TASK TO COMPLETE: Could you transcribe every record below exactly as written, leaving out any pictures?

=== THE INPUT ===

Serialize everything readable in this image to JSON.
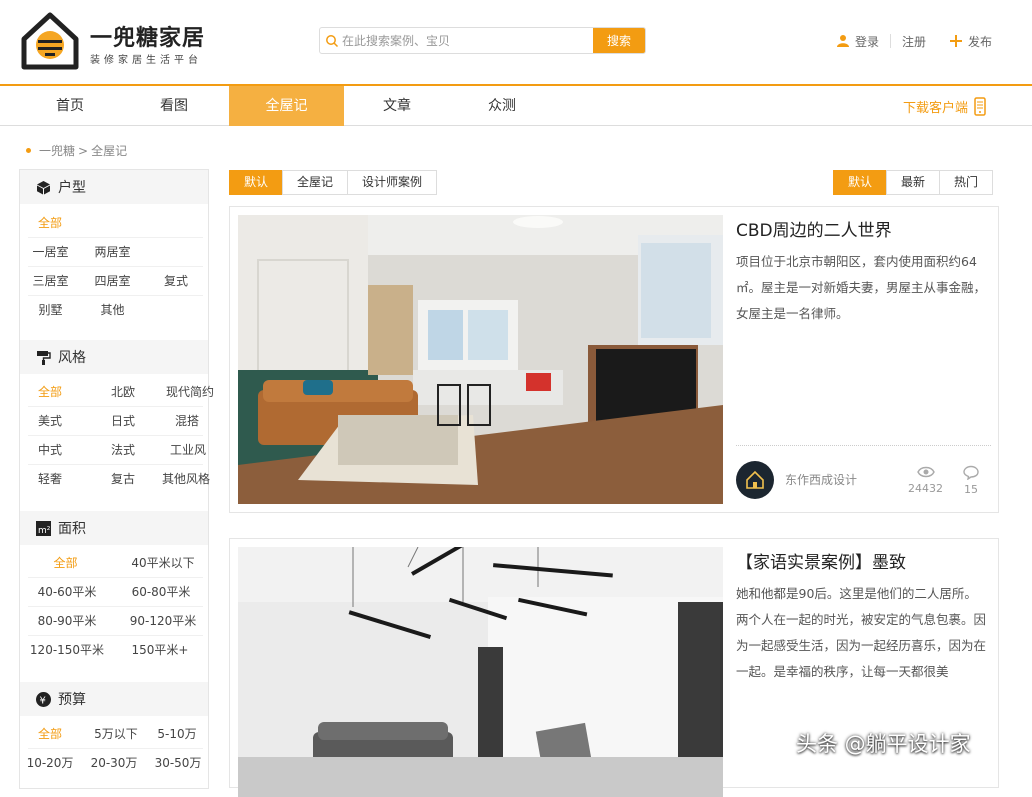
{
  "brand": {
    "name": "一兜糖家居",
    "slogan": "装修家居生活平台"
  },
  "search": {
    "placeholder": "在此搜索案例、宝贝",
    "button": "搜索"
  },
  "user_links": {
    "login": "登录",
    "register": "注册",
    "publish": "发布"
  },
  "nav": {
    "items": [
      "首页",
      "看图",
      "全屋记",
      "文章",
      "众测"
    ],
    "active": "全屋记",
    "download": "下载客户端"
  },
  "breadcrumb": {
    "home": "一兜糖",
    "separator": ">",
    "current": "全屋记"
  },
  "sidebar": {
    "house_type": {
      "title": "户型",
      "options": [
        "全部",
        "一居室",
        "两居室",
        "三居室",
        "四居室",
        "复式",
        "别墅",
        "其他"
      ],
      "active": "全部"
    },
    "style": {
      "title": "风格",
      "options": [
        "全部",
        "北欧",
        "现代简约",
        "美式",
        "日式",
        "混搭",
        "中式",
        "法式",
        "工业风",
        "轻奢",
        "复古",
        "其他风格"
      ],
      "active": "全部"
    },
    "area": {
      "title": "面积",
      "options": [
        "全部",
        "40平米以下",
        "40-60平米",
        "60-80平米",
        "80-90平米",
        "90-120平米",
        "120-150平米",
        "150平米+"
      ],
      "active": "全部"
    },
    "budget": {
      "title": "预算",
      "options": [
        "全部",
        "5万以下",
        "5-10万",
        "10-20万",
        "20-30万",
        "30-50万"
      ],
      "active": "全部"
    }
  },
  "filter_tabs": {
    "items": [
      "默认",
      "全屋记",
      "设计师案例"
    ],
    "active": "默认"
  },
  "sort_tabs": {
    "items": [
      "默认",
      "最新",
      "热门"
    ],
    "active": "默认"
  },
  "cases": [
    {
      "title": "CBD周边的二人世界",
      "description": "项目位于北京市朝阳区，套内使用面积约64㎡。屋主是一对新婚夫妻，男屋主从事金融，女屋主是一名律师。",
      "author": "东作西成设计",
      "views": "24432",
      "comments": "15"
    },
    {
      "title": "【家语实景案例】墨致",
      "description": "她和他都是90后。这里是他们的二人居所。两个人在一起的时光，被安定的气息包裹。因为一起感受生活，因为一起经历喜乐，因为在一起。是幸福的秩序，让每一天都很美"
    }
  ],
  "watermark": "头条 @躺平设计家",
  "colors": {
    "accent": "#f39c12",
    "nav_active": "#f5b041"
  }
}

===

ANSWER FOR THIS EXERCISE:
Serialize everything readable in this image to JSON.
{
  "brand": {
    "name": "一兜糖家居",
    "slogan": "装修家居生活平台"
  },
  "search": {
    "placeholder": "在此搜索案例、宝贝",
    "button": "搜索"
  },
  "user_links": {
    "login": "登录",
    "register": "注册",
    "publish": "发布"
  },
  "nav": {
    "items": [
      "首页",
      "看图",
      "全屋记",
      "文章",
      "众测"
    ],
    "active": "全屋记",
    "download": "下载客户端"
  },
  "breadcrumb": {
    "home": "一兜糖",
    "separator": ">",
    "current": "全屋记"
  },
  "sidebar": {
    "house_type": {
      "title": "户型",
      "options": [
        "全部",
        "一居室",
        "两居室",
        "三居室",
        "四居室",
        "复式",
        "别墅",
        "其他"
      ],
      "active": "全部"
    },
    "style": {
      "title": "风格",
      "options": [
        "全部",
        "北欧",
        "现代简约",
        "美式",
        "日式",
        "混搭",
        "中式",
        "法式",
        "工业风",
        "轻奢",
        "复古",
        "其他风格"
      ],
      "active": "全部"
    },
    "area": {
      "title": "面积",
      "options": [
        "全部",
        "40平米以下",
        "40-60平米",
        "60-80平米",
        "80-90平米",
        "90-120平米",
        "120-150平米",
        "150平米+"
      ],
      "active": "全部"
    },
    "budget": {
      "title": "预算",
      "options": [
        "全部",
        "5万以下",
        "5-10万",
        "10-20万",
        "20-30万",
        "30-50万"
      ],
      "active": "全部"
    }
  },
  "filter_tabs": {
    "items": [
      "默认",
      "全屋记",
      "设计师案例"
    ],
    "active": "默认"
  },
  "sort_tabs": {
    "items": [
      "默认",
      "最新",
      "热门"
    ],
    "active": "默认"
  },
  "cases": [
    {
      "title": "CBD周边的二人世界",
      "description": "项目位于北京市朝阳区，套内使用面积约64㎡。屋主是一对新婚夫妻，男屋主从事金融，女屋主是一名律师。",
      "author": "东作西成设计",
      "views": "24432",
      "comments": "15"
    },
    {
      "title": "【家语实景案例】墨致",
      "description": "她和他都是90后。这里是他们的二人居所。两个人在一起的时光，被安定的气息包裹。因为一起感受生活，因为一起经历喜乐，因为在一起。是幸福的秩序，让每一天都很美"
    }
  ],
  "watermark": "头条 @躺平设计家",
  "colors": {
    "accent": "#f39c12",
    "nav_active": "#f5b041"
  }
}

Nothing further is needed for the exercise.